**GOAL OF THE EXERCISE:** Identify the lines that include the word "area", then copy all of them.

Records from a dataset:

"""

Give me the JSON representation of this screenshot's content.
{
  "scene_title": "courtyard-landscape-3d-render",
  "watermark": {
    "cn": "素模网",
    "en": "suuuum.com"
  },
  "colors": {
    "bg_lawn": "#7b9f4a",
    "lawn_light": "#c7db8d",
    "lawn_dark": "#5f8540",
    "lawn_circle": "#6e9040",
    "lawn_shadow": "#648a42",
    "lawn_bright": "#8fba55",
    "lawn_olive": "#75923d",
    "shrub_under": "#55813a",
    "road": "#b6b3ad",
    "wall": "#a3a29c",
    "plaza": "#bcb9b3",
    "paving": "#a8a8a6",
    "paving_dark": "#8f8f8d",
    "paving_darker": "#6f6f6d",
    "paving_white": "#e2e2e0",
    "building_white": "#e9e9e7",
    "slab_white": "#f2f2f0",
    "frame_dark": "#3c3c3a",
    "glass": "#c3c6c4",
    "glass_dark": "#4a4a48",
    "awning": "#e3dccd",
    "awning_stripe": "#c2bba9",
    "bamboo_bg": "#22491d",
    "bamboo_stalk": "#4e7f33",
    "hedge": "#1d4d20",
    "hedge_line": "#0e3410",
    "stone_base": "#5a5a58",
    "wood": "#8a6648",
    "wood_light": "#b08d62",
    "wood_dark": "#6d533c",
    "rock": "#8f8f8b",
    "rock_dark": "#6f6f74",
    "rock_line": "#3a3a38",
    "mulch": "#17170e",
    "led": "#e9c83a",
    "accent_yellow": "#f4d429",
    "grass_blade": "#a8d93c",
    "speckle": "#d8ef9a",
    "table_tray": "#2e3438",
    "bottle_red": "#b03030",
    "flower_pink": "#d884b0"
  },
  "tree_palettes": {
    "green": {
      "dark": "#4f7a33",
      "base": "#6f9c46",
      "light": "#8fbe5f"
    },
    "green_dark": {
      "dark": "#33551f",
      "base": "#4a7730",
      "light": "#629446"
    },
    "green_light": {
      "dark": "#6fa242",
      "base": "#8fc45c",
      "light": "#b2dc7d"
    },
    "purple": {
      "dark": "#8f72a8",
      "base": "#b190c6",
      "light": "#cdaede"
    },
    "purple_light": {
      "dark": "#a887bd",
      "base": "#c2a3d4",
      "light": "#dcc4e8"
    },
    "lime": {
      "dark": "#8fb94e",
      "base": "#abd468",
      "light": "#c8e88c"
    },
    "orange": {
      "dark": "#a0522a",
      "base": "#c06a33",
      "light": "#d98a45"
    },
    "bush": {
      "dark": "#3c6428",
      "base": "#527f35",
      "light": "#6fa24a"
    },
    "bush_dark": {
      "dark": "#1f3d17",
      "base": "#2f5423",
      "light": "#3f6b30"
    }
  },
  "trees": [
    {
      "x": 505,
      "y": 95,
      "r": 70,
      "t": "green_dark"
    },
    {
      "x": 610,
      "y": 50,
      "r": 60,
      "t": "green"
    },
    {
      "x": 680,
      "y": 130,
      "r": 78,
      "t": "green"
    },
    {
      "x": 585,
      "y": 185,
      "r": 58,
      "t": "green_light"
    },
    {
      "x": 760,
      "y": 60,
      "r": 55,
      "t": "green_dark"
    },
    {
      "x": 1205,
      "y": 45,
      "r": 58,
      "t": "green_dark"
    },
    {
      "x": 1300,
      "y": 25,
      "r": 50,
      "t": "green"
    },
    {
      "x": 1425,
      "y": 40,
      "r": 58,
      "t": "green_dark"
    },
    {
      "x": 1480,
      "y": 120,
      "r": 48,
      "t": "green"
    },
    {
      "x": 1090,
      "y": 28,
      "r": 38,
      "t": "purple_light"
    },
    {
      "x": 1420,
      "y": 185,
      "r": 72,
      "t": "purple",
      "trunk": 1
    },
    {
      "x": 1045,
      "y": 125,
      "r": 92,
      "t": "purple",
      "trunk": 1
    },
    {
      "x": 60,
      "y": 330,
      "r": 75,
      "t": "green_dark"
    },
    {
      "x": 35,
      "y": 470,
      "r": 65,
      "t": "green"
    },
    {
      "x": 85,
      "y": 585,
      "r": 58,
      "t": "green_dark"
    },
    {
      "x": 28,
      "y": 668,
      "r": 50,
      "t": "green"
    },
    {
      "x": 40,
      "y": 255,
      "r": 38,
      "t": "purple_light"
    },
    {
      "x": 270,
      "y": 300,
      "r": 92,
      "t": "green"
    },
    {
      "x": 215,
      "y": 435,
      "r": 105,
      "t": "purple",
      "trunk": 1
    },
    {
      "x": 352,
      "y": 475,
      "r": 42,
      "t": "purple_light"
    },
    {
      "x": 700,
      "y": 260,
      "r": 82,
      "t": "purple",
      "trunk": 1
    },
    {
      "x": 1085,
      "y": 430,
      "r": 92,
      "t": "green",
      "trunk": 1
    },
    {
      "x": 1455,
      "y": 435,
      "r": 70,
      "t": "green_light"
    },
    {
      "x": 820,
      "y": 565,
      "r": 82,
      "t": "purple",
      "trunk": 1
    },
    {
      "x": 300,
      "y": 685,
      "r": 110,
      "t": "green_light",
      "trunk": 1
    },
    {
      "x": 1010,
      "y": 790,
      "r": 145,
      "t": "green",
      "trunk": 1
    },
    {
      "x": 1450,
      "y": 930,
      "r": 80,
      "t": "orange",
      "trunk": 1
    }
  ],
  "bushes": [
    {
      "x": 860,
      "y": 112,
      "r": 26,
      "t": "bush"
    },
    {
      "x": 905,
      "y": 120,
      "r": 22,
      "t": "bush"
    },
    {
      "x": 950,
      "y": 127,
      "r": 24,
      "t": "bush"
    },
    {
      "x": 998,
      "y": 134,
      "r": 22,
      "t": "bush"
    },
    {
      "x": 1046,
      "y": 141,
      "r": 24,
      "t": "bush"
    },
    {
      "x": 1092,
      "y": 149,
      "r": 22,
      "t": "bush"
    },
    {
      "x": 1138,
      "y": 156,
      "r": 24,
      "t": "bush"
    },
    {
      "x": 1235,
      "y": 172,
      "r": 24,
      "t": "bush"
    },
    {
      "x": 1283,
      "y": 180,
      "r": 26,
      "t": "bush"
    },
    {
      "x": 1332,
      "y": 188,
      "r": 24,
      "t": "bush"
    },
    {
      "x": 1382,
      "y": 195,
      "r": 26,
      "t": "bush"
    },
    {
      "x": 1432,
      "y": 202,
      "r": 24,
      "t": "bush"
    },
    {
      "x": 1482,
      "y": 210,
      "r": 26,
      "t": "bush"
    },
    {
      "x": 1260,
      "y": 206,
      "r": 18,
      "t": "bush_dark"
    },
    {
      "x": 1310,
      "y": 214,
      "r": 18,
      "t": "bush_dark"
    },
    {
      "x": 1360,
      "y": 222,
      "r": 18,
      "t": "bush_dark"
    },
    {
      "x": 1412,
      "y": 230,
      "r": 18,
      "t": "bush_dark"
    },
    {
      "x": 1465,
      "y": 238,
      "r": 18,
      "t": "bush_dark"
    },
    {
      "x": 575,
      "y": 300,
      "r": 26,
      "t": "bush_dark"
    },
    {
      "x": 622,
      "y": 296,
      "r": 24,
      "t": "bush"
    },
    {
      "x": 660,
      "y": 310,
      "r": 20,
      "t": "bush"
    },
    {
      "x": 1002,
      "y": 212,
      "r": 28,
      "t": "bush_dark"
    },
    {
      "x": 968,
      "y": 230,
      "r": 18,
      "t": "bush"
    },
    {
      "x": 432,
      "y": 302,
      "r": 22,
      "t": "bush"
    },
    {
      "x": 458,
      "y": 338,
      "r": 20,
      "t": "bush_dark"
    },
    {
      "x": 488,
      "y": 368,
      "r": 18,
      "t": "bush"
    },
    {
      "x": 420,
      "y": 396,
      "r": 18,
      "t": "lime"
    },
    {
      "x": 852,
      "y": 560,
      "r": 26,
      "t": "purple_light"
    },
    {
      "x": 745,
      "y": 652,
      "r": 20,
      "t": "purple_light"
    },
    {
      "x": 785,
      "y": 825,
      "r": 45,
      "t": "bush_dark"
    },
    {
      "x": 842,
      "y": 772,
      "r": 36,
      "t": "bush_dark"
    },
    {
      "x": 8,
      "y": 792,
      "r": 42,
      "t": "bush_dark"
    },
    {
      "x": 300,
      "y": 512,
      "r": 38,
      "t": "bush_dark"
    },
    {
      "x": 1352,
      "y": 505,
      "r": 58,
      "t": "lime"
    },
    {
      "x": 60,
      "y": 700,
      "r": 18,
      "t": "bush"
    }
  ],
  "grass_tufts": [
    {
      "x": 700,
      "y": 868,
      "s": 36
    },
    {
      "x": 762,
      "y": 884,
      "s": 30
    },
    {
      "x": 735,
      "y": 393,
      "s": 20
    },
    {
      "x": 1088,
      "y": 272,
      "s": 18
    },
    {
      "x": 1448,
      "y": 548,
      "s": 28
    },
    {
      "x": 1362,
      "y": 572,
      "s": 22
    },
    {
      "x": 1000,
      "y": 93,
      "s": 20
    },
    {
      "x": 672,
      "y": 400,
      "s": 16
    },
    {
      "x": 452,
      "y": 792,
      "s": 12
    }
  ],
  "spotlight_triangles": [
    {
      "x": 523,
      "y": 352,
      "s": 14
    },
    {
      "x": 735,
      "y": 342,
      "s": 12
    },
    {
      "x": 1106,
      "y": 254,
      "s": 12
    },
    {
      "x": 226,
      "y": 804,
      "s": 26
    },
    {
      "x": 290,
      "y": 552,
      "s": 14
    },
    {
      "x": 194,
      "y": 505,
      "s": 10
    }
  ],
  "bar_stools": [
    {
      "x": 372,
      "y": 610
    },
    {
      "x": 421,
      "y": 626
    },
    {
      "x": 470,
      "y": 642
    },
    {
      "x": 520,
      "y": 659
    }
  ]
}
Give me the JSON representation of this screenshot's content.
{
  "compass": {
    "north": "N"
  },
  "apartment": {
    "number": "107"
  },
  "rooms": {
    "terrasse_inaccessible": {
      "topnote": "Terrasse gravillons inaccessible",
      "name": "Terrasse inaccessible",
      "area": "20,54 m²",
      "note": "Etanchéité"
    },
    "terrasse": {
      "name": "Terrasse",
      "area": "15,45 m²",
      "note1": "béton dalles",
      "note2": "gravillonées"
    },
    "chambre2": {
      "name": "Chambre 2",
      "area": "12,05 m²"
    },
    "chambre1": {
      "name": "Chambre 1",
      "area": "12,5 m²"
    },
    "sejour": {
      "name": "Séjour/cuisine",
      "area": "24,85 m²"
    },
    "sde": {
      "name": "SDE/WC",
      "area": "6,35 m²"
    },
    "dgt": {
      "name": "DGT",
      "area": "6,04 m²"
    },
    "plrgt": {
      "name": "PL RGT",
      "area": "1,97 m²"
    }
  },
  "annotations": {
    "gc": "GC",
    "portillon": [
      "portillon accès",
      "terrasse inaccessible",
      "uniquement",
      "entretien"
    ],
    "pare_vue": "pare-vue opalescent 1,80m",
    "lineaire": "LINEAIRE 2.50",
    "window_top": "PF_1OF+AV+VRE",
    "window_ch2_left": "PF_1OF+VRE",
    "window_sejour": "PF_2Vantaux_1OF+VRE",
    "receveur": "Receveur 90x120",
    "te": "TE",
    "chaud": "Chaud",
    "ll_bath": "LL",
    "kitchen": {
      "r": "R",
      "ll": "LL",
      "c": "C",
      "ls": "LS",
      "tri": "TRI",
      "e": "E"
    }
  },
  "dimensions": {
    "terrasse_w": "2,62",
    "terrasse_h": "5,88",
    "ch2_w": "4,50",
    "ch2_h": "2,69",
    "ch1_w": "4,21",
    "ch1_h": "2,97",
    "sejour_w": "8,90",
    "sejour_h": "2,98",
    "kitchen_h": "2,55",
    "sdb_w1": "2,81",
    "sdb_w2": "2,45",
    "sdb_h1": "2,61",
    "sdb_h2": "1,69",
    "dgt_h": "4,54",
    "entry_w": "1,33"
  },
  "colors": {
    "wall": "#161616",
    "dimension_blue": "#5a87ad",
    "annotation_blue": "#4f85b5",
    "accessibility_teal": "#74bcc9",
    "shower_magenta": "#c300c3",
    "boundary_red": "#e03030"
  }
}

"""

**RESULT FOR THIS TASK:**
      "area": "20,54 m²",
      "area": "15,45 m²",
      "area": "12,05 m²"
      "area": "12,5 m²"
      "area": "24,85 m²"
      "area": "6,35 m²"
      "area": "6,04 m²"
      "area": "1,97 m²"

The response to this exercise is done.